▶ Written problem
Of the lines in the entries, how many hold the word "Cortex"? Give that number alone.

──────── Stored records ────────

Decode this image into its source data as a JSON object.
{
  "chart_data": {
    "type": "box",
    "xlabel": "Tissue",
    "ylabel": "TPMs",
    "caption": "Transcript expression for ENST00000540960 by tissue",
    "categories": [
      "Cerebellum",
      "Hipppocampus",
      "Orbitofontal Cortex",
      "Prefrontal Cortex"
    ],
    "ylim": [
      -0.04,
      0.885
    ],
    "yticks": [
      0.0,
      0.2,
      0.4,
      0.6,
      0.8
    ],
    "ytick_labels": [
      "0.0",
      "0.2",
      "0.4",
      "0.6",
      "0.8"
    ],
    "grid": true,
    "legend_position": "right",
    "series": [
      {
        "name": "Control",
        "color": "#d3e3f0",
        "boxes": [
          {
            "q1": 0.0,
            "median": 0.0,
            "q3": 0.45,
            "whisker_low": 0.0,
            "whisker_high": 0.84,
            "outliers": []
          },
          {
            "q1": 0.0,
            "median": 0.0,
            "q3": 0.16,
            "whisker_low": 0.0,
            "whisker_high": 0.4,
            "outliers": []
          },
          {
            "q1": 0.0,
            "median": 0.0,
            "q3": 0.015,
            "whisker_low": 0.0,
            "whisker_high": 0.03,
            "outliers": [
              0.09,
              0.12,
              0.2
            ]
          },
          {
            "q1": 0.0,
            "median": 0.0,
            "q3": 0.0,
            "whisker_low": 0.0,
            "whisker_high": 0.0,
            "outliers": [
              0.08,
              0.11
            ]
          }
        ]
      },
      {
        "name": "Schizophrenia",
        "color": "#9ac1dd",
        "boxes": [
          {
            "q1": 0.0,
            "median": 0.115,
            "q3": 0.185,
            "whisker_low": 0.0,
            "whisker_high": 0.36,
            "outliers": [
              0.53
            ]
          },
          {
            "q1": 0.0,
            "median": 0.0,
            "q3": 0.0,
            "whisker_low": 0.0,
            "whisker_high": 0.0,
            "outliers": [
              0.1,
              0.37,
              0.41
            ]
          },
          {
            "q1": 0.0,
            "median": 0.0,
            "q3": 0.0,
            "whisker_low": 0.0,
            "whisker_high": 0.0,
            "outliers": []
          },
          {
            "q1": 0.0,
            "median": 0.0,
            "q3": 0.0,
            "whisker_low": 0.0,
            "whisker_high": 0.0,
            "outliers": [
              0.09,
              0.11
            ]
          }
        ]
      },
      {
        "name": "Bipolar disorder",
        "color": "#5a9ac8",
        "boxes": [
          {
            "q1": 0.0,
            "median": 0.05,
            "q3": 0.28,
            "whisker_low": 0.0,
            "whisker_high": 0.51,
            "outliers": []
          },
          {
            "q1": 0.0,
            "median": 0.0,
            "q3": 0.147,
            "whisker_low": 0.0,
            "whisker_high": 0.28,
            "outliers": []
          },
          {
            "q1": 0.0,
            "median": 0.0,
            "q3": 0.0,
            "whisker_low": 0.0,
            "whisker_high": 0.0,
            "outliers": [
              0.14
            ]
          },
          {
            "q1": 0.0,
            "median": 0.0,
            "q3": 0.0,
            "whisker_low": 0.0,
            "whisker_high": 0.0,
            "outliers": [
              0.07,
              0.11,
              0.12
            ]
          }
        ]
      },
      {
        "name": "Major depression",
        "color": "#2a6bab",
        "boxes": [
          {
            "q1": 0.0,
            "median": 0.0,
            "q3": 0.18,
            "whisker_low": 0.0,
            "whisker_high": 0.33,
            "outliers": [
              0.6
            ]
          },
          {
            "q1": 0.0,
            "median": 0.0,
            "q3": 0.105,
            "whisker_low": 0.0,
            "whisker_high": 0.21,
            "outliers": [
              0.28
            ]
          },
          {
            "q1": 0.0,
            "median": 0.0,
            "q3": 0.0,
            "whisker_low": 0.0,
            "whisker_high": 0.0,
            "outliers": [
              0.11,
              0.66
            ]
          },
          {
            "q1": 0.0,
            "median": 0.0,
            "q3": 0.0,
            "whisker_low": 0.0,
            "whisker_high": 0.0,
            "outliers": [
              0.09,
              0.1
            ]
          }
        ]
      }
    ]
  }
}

────────

▶ Task response
2